**指示 A**. 提供資料の行のうち、「y-tick-labels: 0 20」を含む行から「bar-traditional-bf — [1230, 206, 1251, 433]」を含む行までを、一字も変えずにそのまま書き出してください。

**抜粋本文**.
_____

「資格は取れた。でもどこに転職できる?年収は?40代でも間に合う?」
そんな不安に、実務未経験の壁/年収の現実/突破の手順まで正直にお答えします。
結論(先に):
40代の転職は「資格+業界経験(または補助者実務)」のセットが基本。
未経験でいきなり法務正社員は難しく、“補助者→専門特化→内製法務”の段階設計が最短です。
目次
行政書士取得後の主な転職先(全体像)

_____

**提供資料**.
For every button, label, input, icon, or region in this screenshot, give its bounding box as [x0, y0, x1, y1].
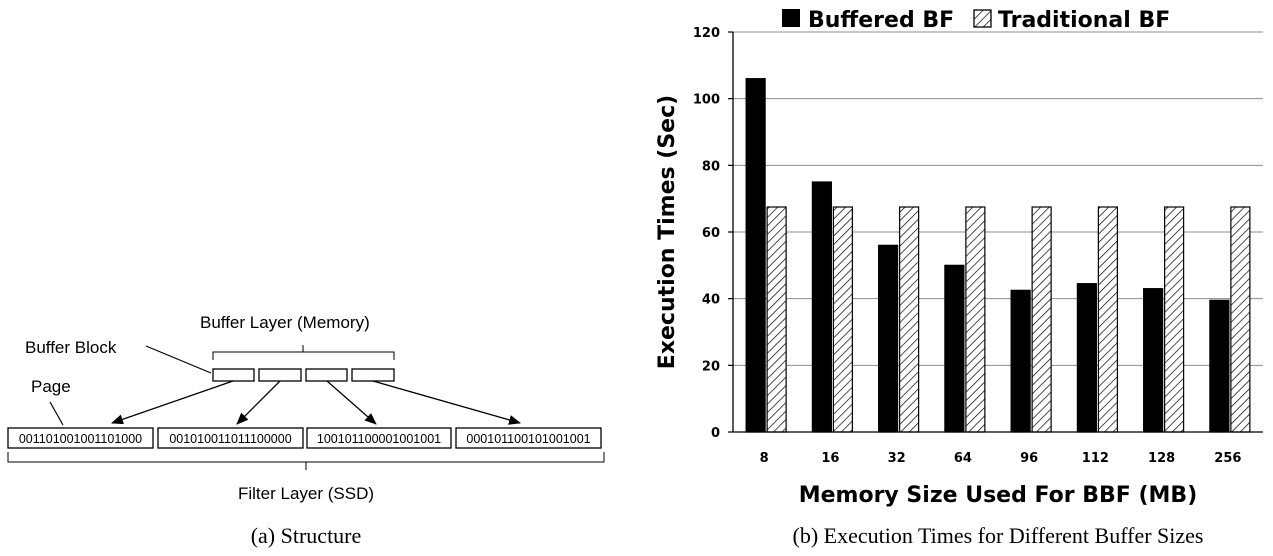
y-tick-labels: 0 20 40 60 80 100 120 — [693, 26, 733, 441]
page-box — [455, 427, 602, 449]
bar-buffered-bf — [944, 264, 965, 433]
x-tick-label: 96 — [1020, 451, 1038, 466]
page-bits: 000101100101001001 — [466, 432, 590, 446]
legend-swatch-buffered — [782, 9, 800, 27]
arrow-to-page-3 — [326, 380, 377, 425]
bar-traditional-bf — [899, 206, 920, 433]
x-tick-label: 256 — [1214, 451, 1241, 466]
arrow-to-page-4 — [372, 380, 521, 425]
x-axis-label: Memory Size Used For BBF (MB) — [799, 483, 1198, 508]
y-tick-label: 100 — [693, 93, 720, 108]
structure-diagram: Buffer Layer (Memory) Buffer Block Page … — [7, 313, 605, 548]
filter-layer-label: Filter Layer (SSD) — [238, 484, 374, 503]
caption-b: (b) Execution Times for Different Buffer… — [793, 523, 1204, 548]
x-tick-labels: 8 16 32 64 96 112 128 256 — [760, 451, 1242, 466]
bar-buffered-bf — [745, 78, 766, 433]
bar-traditional-bf — [1097, 206, 1118, 433]
y-tick-label: 40 — [702, 293, 720, 308]
y-tick-label: 60 — [702, 226, 720, 241]
arrow-to-page-1 — [111, 380, 234, 425]
page-bits: 001010011011100000 — [169, 432, 291, 446]
legend: Buffered BF Traditional BF — [782, 8, 1170, 33]
legend-label-traditional: Traditional BF — [998, 8, 1170, 33]
page-label: Page — [31, 377, 71, 396]
buffer-layer-label: Buffer Layer (Memory) — [200, 313, 370, 332]
arrow-to-page-2 — [236, 380, 281, 425]
page-box — [7, 427, 154, 449]
bar-buffered-bf — [1209, 299, 1230, 433]
bar-traditional-bf — [1164, 206, 1185, 433]
caption-a: (a) Structure — [251, 523, 362, 548]
bar-traditional-bf — [1031, 206, 1052, 433]
x-tick-label: 64 — [954, 451, 972, 466]
bar-buffered-bf — [1010, 289, 1031, 433]
x-tick-label: 128 — [1148, 451, 1175, 466]
buffer-block — [305, 368, 348, 382]
page-bits: 100101100001001001 — [317, 432, 441, 446]
execution-time-chart: Buffered BF Traditional BF 0 20 40 60 80 100 1… — [655, 8, 1263, 548]
legend-swatch-traditional — [973, 9, 992, 28]
bar-traditional-bf — [1230, 206, 1251, 433]
buffer-block — [212, 368, 255, 382]
buffer-block-pointer — [145, 345, 212, 374]
bar-buffered-bf — [811, 181, 832, 433]
page-bits: 001101001001101000 — [19, 432, 142, 446]
page-pointer — [49, 401, 64, 426]
bars — [745, 78, 1251, 433]
y-tick-label: 80 — [702, 159, 720, 174]
bar-buffered-bf — [1076, 283, 1097, 433]
bar-buffered-bf — [1143, 288, 1164, 433]
y-tick-label: 20 — [702, 359, 720, 374]
y-axis-label: Execution Times (Sec) — [655, 95, 680, 369]
buffer-layer-brace — [212, 345, 395, 360]
legend-label-buffered: Buffered BF — [808, 8, 954, 33]
bar-buffered-bf — [878, 244, 899, 433]
x-tick-label: 32 — [888, 451, 906, 466]
x-tick-label: 112 — [1082, 451, 1109, 466]
bar-traditional-bf — [832, 206, 853, 433]
buffer-block-label: Buffer Block — [25, 338, 117, 357]
filter-layer-brace — [7, 452, 605, 470]
buffer-block — [351, 368, 395, 382]
x-tick-label: 16 — [821, 451, 839, 466]
x-tick-label: 8 — [760, 451, 769, 466]
page-box — [306, 427, 452, 449]
page-box — [157, 427, 304, 449]
bar-traditional-bf — [965, 206, 986, 433]
buffer-block — [258, 368, 302, 382]
y-tick-label: 120 — [693, 26, 720, 41]
y-tick-label: 0 — [711, 426, 720, 441]
bar-traditional-bf — [766, 206, 787, 433]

_____

**指示 B**.
抜粋本文について答えよ。
(i) 40代の転職で基本とされるセットは何か。
(ii) 未経験者にとって最短とされる段階設計は何か。
(iii) 不安に対して正直に答えるとされている三点は何か。

**正解 A**.
y-tick-labels: 0 20 40 60 80 100 120 — [693, 26, 733, 441]
page-box — [455, 427, 602, 449]
bar-buffered-bf — [944, 264, 965, 433]
x-tick-label: 96 — [1020, 451, 1038, 466]
page-bits: 000101100101001001 — [466, 432, 590, 446]
legend-swatch-buffered — [782, 9, 800, 27]
arrow-to-page-3 — [326, 380, 377, 425]
bar-traditional-bf — [899, 206, 920, 433]
x-tick-label: 256 — [1214, 451, 1241, 466]
arrow-to-page-4 — [372, 380, 521, 425]
x-axis-label: Memory Size Used For BBF (MB) — [799, 483, 1198, 508]
y-tick-label: 100 — [693, 93, 720, 108]
structure-diagram: Buffer Layer (Memory) Buffer Block Page … — [7, 313, 605, 548]
filter-layer-label: Filter Layer (SSD) — [238, 484, 374, 503]
caption-b: (b) Execution Times for Different Buffer… — [793, 523, 1204, 548]
x-tick-labels: 8 16 32 64 96 112 128 256 — [760, 451, 1242, 466]
bar-buffered-bf — [745, 78, 766, 433]
bar-traditional-bf — [1097, 206, 1118, 433]
y-tick-label: 40 — [702, 293, 720, 308]
y-tick-label: 60 — [702, 226, 720, 241]
arrow-to-page-1 — [111, 380, 234, 425]
page-bits: 001010011011100000 — [169, 432, 291, 446]
legend: Buffered BF Traditional BF — [782, 8, 1170, 33]
legend-label-traditional: Traditional BF — [998, 8, 1170, 33]
page-label: Page — [31, 377, 71, 396]
buffer-layer-label: Buffer Layer (Memory) — [200, 313, 370, 332]
arrow-to-page-2 — [236, 380, 281, 425]
page-box — [7, 427, 154, 449]
bar-buffered-bf — [1209, 299, 1230, 433]
bar-traditional-bf — [1164, 206, 1185, 433]
caption-a: (a) Structure — [251, 523, 362, 548]
bar-traditional-bf — [1031, 206, 1052, 433]
x-tick-label: 64 — [954, 451, 972, 466]
bar-buffered-bf — [1010, 289, 1031, 433]
x-tick-label: 128 — [1148, 451, 1175, 466]
buffer-block — [305, 368, 348, 382]
page-bits: 100101100001001001 — [317, 432, 441, 446]
execution-time-chart: Buffered BF Traditional BF 0 20 40 60 80 100 1… — [655, 8, 1263, 548]
legend-swatch-traditional — [973, 9, 992, 28]
bar-traditional-bf — [1230, 206, 1251, 433]

**正解 B**.
(i) 資格+業界経験(または補助者実務)
(ii) 補助者→専門特化→内製法務
(iii) 実務未経験の壁、年収の現実、突破の手順